## [Set problem]
Restate the records below word for word, and omit the images they hold.

## [Data records]
────────────────────────────────────────
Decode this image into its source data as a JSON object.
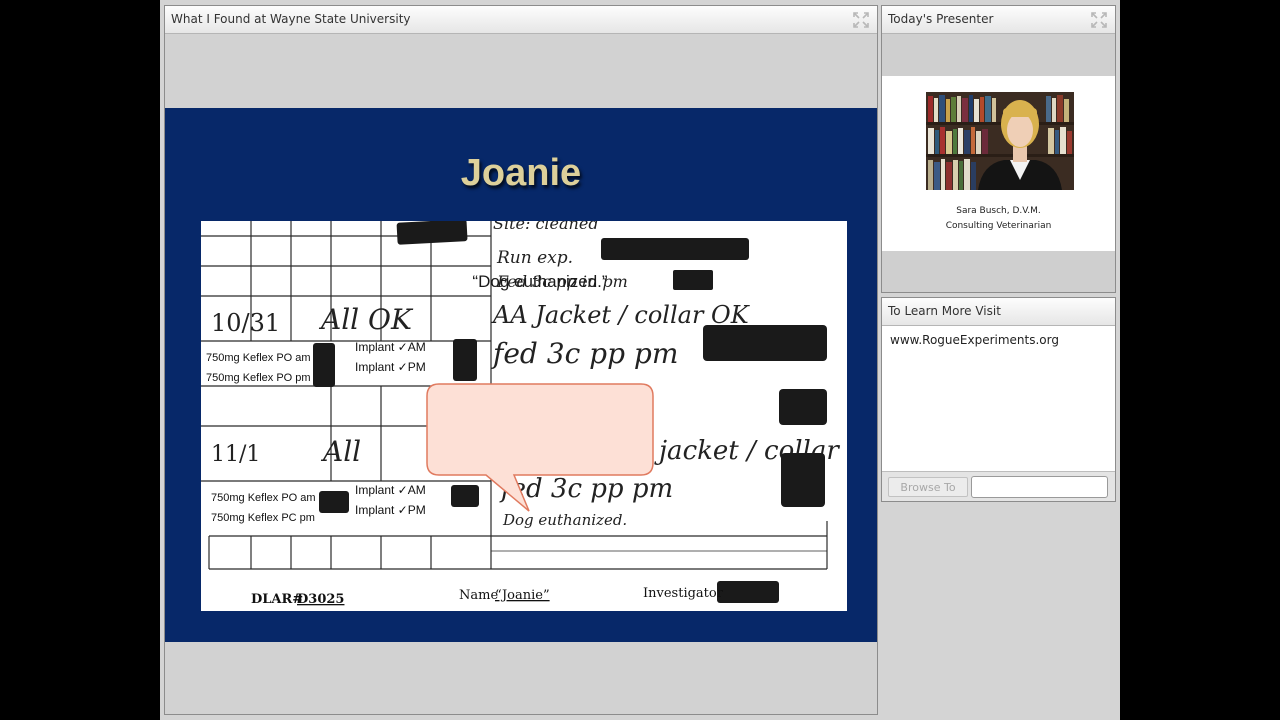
{
  "share_pod": {
    "title": "What I Found at Wayne State University",
    "fullscreen_icon": "fullscreen-icon"
  },
  "slide": {
    "title": "Joanie",
    "callout": "“Dog euthanized.”",
    "document": {
      "row1_date": "10/31",
      "row1_note": "All OK",
      "row2_date": "11/1",
      "row2_note": "All",
      "handwritten_lines": [
        "Site: cleaned",
        "Run exp.",
        "Fed 3c pp in pm",
        "AA Jacket / collar OK",
        "fed 3c pp pm",
        "jacket / collar OK",
        "fed 3c pp pm",
        "Dog euthanized."
      ],
      "med_am_1": "750mg Keflex PO am",
      "med_pm_1": "750mg Keflex PO pm",
      "med_am_2": "750mg Keflex PO am",
      "med_pm_2": "750mg Keflex PC pm",
      "implant_am": "Implant ✓AM",
      "implant_pm": "Implant ✓PM",
      "dlar_label": "DLAR#",
      "dlar_value": "D3025",
      "name_label": "Name",
      "name_value": "“Joanie”",
      "investigator_label": "Investigator"
    },
    "colors": {
      "background": "#072869",
      "title": "#ddd09a",
      "callout_fill": "#fde0d6",
      "callout_border": "#e07a5f"
    }
  },
  "presenter_pod": {
    "title": "Today's Presenter",
    "name": "Sara Busch, D.V.M.",
    "role": "Consulting Veterinarian",
    "fullscreen_icon": "fullscreen-icon"
  },
  "learn_pod": {
    "title": "To Learn More Visit",
    "link": "www.RogueExperiments.org",
    "browse_button": "Browse To",
    "url_value": ""
  }
}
────────────────────────────────────────
## [Result of the task]
Decode this image into its source data as a JSON object.
{
  "share_pod": {
    "title": "What I Found at Wayne State University",
    "fullscreen_icon": "fullscreen-icon"
  },
  "slide": {
    "title": "Joanie",
    "callout": "“Dog euthanized.”",
    "document": {
      "row1_date": "10/31",
      "row1_note": "All OK",
      "row2_date": "11/1",
      "row2_note": "All",
      "handwritten_lines": [
        "Site: cleaned",
        "Run exp.",
        "Fed 3c pp in pm",
        "AA Jacket / collar OK",
        "fed 3c pp pm",
        "jacket / collar OK",
        "fed 3c pp pm",
        "Dog euthanized."
      ],
      "med_am_1": "750mg Keflex PO am",
      "med_pm_1": "750mg Keflex PO pm",
      "med_am_2": "750mg Keflex PO am",
      "med_pm_2": "750mg Keflex PC pm",
      "implant_am": "Implant ✓AM",
      "implant_pm": "Implant ✓PM",
      "dlar_label": "DLAR#",
      "dlar_value": "D3025",
      "name_label": "Name",
      "name_value": "“Joanie”",
      "investigator_label": "Investigator"
    },
    "colors": {
      "background": "#072869",
      "title": "#ddd09a",
      "callout_fill": "#fde0d6",
      "callout_border": "#e07a5f"
    }
  },
  "presenter_pod": {
    "title": "Today's Presenter",
    "name": "Sara Busch, D.V.M.",
    "role": "Consulting Veterinarian",
    "fullscreen_icon": "fullscreen-icon"
  },
  "learn_pod": {
    "title": "To Learn More Visit",
    "link": "www.RogueExperiments.org",
    "browse_button": "Browse To",
    "url_value": ""
  }
}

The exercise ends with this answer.